(Records provided)
_____

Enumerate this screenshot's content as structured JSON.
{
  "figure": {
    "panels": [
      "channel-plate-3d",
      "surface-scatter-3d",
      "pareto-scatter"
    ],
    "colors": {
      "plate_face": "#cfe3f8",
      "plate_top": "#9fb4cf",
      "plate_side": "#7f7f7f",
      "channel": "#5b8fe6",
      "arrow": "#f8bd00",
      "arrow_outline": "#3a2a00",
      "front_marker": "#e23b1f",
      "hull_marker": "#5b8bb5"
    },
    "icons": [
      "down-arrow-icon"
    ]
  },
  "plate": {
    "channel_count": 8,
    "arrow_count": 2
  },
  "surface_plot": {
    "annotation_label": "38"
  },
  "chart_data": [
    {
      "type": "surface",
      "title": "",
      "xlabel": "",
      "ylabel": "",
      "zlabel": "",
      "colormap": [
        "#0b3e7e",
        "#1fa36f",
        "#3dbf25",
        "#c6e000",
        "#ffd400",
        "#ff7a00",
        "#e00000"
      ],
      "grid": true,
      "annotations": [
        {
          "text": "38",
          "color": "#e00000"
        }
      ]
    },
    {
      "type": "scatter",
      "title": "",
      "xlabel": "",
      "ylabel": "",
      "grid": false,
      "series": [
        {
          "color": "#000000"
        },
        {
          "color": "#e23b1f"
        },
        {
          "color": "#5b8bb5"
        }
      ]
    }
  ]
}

_____

(Problem to work on) Copy each line of the data above without altering a single character.

(Task solution)
Enumerate this screenshot's content as structured JSON.
{
  "figure": {
    "panels": [
      "channel-plate-3d",
      "surface-scatter-3d",
      "pareto-scatter"
    ],
    "colors": {
      "plate_face": "#cfe3f8",
      "plate_top": "#9fb4cf",
      "plate_side": "#7f7f7f",
      "channel": "#5b8fe6",
      "arrow": "#f8bd00",
      "arrow_outline": "#3a2a00",
      "front_marker": "#e23b1f",
      "hull_marker": "#5b8bb5"
    },
    "icons": [
      "down-arrow-icon"
    ]
  },
  "plate": {
    "channel_count": 8,
    "arrow_count": 2
  },
  "surface_plot": {
    "annotation_label": "38"
  },
  "chart_data": [
    {
      "type": "surface",
      "title": "",
      "xlabel": "",
      "ylabel": "",
      "zlabel": "",
      "colormap": [
        "#0b3e7e",
        "#1fa36f",
        "#3dbf25",
        "#c6e000",
        "#ffd400",
        "#ff7a00",
        "#e00000"
      ],
      "grid": true,
      "annotations": [
        {
          "text": "38",
          "color": "#e00000"
        }
      ]
    },
    {
      "type": "scatter",
      "title": "",
      "xlabel": "",
      "ylabel": "",
      "grid": false,
      "series": [
        {
          "color": "#000000"
        },
        {
          "color": "#e23b1f"
        },
        {
          "color": "#5b8bb5"
        }
      ]
    }
  ]
}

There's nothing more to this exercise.